Figure record extracts ::
* begin *
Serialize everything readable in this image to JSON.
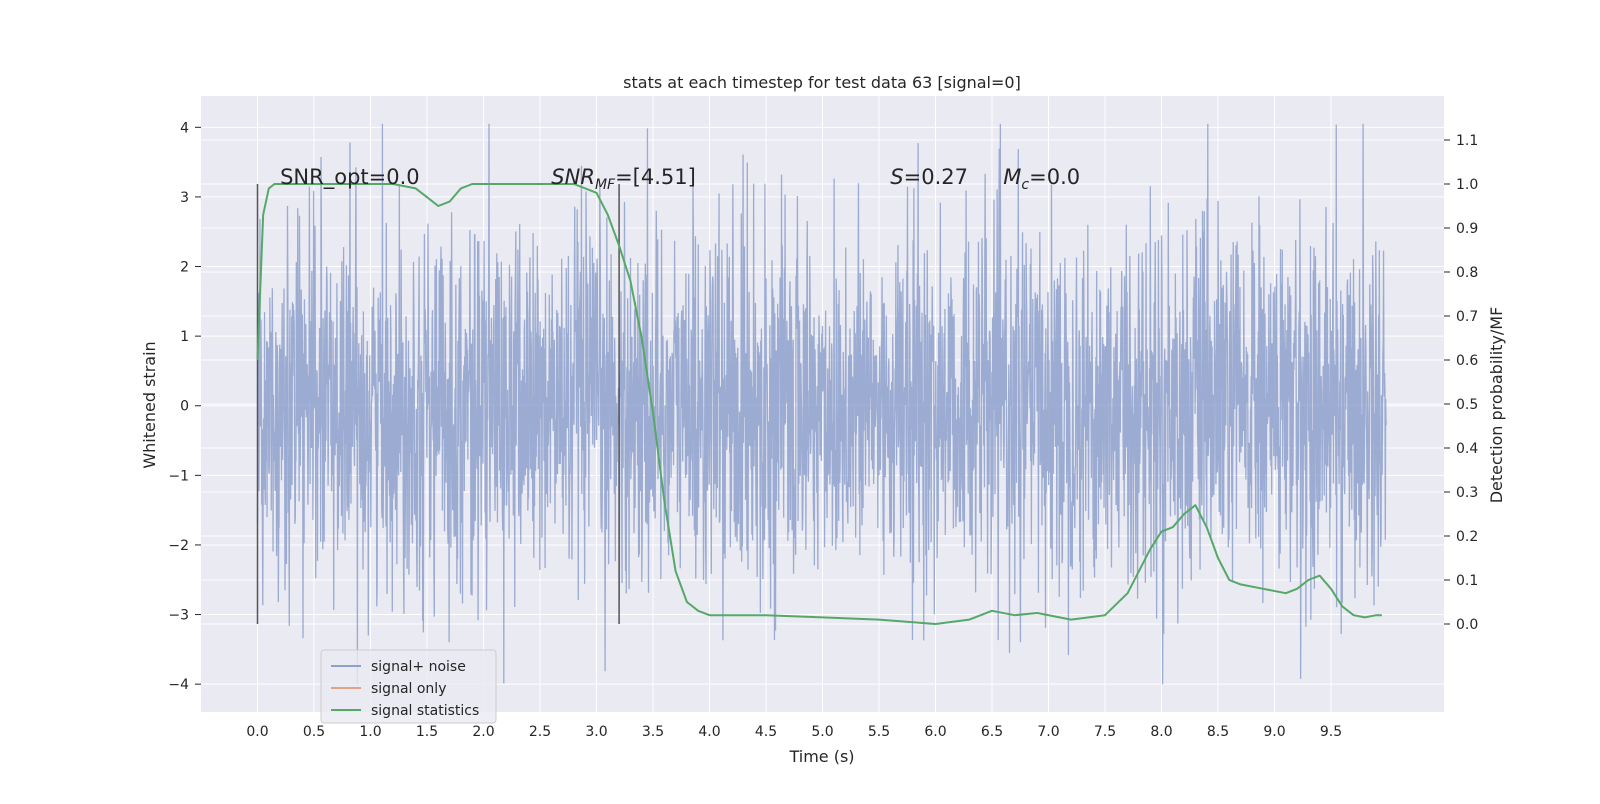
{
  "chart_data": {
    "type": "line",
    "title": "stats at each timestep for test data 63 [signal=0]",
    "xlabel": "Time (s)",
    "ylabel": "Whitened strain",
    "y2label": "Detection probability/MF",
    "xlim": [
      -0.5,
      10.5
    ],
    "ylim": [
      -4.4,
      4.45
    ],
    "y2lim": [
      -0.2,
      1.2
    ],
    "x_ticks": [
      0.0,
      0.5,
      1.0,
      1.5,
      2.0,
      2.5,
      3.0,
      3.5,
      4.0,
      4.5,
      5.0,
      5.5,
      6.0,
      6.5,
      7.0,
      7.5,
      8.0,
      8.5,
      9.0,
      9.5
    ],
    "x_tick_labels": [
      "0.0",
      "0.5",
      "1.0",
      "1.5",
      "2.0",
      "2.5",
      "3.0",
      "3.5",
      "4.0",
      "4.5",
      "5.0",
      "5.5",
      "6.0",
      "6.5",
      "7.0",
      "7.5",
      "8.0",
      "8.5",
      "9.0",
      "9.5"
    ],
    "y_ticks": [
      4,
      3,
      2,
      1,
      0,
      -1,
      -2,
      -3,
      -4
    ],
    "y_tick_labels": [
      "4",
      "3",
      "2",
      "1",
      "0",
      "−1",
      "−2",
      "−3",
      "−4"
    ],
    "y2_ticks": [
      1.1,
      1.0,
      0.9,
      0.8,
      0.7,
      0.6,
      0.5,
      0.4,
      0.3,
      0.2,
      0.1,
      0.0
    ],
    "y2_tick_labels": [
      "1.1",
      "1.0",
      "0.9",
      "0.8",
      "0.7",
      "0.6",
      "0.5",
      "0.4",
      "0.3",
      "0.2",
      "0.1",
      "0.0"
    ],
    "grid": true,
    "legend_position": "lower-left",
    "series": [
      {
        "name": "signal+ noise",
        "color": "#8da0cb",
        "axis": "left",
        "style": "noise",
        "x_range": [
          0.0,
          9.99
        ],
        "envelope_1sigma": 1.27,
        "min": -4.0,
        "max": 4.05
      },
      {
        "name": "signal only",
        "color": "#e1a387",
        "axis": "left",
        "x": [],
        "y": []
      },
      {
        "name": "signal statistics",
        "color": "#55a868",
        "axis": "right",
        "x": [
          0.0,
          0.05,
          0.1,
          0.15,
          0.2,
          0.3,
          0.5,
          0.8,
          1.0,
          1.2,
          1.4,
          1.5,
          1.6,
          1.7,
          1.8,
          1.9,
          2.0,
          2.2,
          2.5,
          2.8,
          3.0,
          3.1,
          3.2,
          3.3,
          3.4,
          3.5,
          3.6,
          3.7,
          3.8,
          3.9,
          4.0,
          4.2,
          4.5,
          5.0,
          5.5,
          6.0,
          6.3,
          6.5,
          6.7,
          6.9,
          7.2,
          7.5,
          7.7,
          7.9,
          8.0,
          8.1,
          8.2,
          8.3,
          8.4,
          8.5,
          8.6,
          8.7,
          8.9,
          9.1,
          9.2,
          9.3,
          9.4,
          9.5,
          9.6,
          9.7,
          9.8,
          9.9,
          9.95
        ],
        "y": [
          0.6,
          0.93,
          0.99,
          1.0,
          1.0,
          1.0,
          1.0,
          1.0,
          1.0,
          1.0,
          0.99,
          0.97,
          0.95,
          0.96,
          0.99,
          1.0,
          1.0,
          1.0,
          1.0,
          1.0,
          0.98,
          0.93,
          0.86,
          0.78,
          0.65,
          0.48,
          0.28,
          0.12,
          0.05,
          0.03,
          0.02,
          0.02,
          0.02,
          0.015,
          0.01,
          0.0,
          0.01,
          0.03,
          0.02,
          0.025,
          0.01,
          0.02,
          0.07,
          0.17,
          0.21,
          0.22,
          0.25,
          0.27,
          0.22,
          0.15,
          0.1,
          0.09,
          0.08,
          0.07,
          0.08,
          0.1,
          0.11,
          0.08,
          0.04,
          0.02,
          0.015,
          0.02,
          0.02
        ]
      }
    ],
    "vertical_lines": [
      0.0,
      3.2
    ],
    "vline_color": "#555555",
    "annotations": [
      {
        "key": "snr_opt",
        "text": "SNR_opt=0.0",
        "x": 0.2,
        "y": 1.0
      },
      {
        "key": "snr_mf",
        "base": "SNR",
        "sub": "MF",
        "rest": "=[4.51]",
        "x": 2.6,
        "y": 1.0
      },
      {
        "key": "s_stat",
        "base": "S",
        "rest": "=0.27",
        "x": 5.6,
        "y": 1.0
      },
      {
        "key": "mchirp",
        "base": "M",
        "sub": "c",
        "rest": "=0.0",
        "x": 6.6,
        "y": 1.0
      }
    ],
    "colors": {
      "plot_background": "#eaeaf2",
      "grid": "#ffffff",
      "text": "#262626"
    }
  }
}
* end *
Reproduce the material in its entirety and word for word, without the pictures.

Answer for the task ::
Serialize everything readable in this image to JSON.
{
  "chart_data": {
    "type": "line",
    "title": "stats at each timestep for test data 63 [signal=0]",
    "xlabel": "Time (s)",
    "ylabel": "Whitened strain",
    "y2label": "Detection probability/MF",
    "xlim": [
      -0.5,
      10.5
    ],
    "ylim": [
      -4.4,
      4.45
    ],
    "y2lim": [
      -0.2,
      1.2
    ],
    "x_ticks": [
      0.0,
      0.5,
      1.0,
      1.5,
      2.0,
      2.5,
      3.0,
      3.5,
      4.0,
      4.5,
      5.0,
      5.5,
      6.0,
      6.5,
      7.0,
      7.5,
      8.0,
      8.5,
      9.0,
      9.5
    ],
    "x_tick_labels": [
      "0.0",
      "0.5",
      "1.0",
      "1.5",
      "2.0",
      "2.5",
      "3.0",
      "3.5",
      "4.0",
      "4.5",
      "5.0",
      "5.5",
      "6.0",
      "6.5",
      "7.0",
      "7.5",
      "8.0",
      "8.5",
      "9.0",
      "9.5"
    ],
    "y_ticks": [
      4,
      3,
      2,
      1,
      0,
      -1,
      -2,
      -3,
      -4
    ],
    "y_tick_labels": [
      "4",
      "3",
      "2",
      "1",
      "0",
      "−1",
      "−2",
      "−3",
      "−4"
    ],
    "y2_ticks": [
      1.1,
      1.0,
      0.9,
      0.8,
      0.7,
      0.6,
      0.5,
      0.4,
      0.3,
      0.2,
      0.1,
      0.0
    ],
    "y2_tick_labels": [
      "1.1",
      "1.0",
      "0.9",
      "0.8",
      "0.7",
      "0.6",
      "0.5",
      "0.4",
      "0.3",
      "0.2",
      "0.1",
      "0.0"
    ],
    "grid": true,
    "legend_position": "lower-left",
    "series": [
      {
        "name": "signal+ noise",
        "color": "#8da0cb",
        "axis": "left",
        "style": "noise",
        "x_range": [
          0.0,
          9.99
        ],
        "envelope_1sigma": 1.27,
        "min": -4.0,
        "max": 4.05
      },
      {
        "name": "signal only",
        "color": "#e1a387",
        "axis": "left",
        "x": [],
        "y": []
      },
      {
        "name": "signal statistics",
        "color": "#55a868",
        "axis": "right",
        "x": [
          0.0,
          0.05,
          0.1,
          0.15,
          0.2,
          0.3,
          0.5,
          0.8,
          1.0,
          1.2,
          1.4,
          1.5,
          1.6,
          1.7,
          1.8,
          1.9,
          2.0,
          2.2,
          2.5,
          2.8,
          3.0,
          3.1,
          3.2,
          3.3,
          3.4,
          3.5,
          3.6,
          3.7,
          3.8,
          3.9,
          4.0,
          4.2,
          4.5,
          5.0,
          5.5,
          6.0,
          6.3,
          6.5,
          6.7,
          6.9,
          7.2,
          7.5,
          7.7,
          7.9,
          8.0,
          8.1,
          8.2,
          8.3,
          8.4,
          8.5,
          8.6,
          8.7,
          8.9,
          9.1,
          9.2,
          9.3,
          9.4,
          9.5,
          9.6,
          9.7,
          9.8,
          9.9,
          9.95
        ],
        "y": [
          0.6,
          0.93,
          0.99,
          1.0,
          1.0,
          1.0,
          1.0,
          1.0,
          1.0,
          1.0,
          0.99,
          0.97,
          0.95,
          0.96,
          0.99,
          1.0,
          1.0,
          1.0,
          1.0,
          1.0,
          0.98,
          0.93,
          0.86,
          0.78,
          0.65,
          0.48,
          0.28,
          0.12,
          0.05,
          0.03,
          0.02,
          0.02,
          0.02,
          0.015,
          0.01,
          0.0,
          0.01,
          0.03,
          0.02,
          0.025,
          0.01,
          0.02,
          0.07,
          0.17,
          0.21,
          0.22,
          0.25,
          0.27,
          0.22,
          0.15,
          0.1,
          0.09,
          0.08,
          0.07,
          0.08,
          0.1,
          0.11,
          0.08,
          0.04,
          0.02,
          0.015,
          0.02,
          0.02
        ]
      }
    ],
    "vertical_lines": [
      0.0,
      3.2
    ],
    "vline_color": "#555555",
    "annotations": [
      {
        "key": "snr_opt",
        "text": "SNR_opt=0.0",
        "x": 0.2,
        "y": 1.0
      },
      {
        "key": "snr_mf",
        "base": "SNR",
        "sub": "MF",
        "rest": "=[4.51]",
        "x": 2.6,
        "y": 1.0
      },
      {
        "key": "s_stat",
        "base": "S",
        "rest": "=0.27",
        "x": 5.6,
        "y": 1.0
      },
      {
        "key": "mchirp",
        "base": "M",
        "sub": "c",
        "rest": "=0.0",
        "x": 6.6,
        "y": 1.0
      }
    ],
    "colors": {
      "plot_background": "#eaeaf2",
      "grid": "#ffffff",
      "text": "#262626"
    }
  }
}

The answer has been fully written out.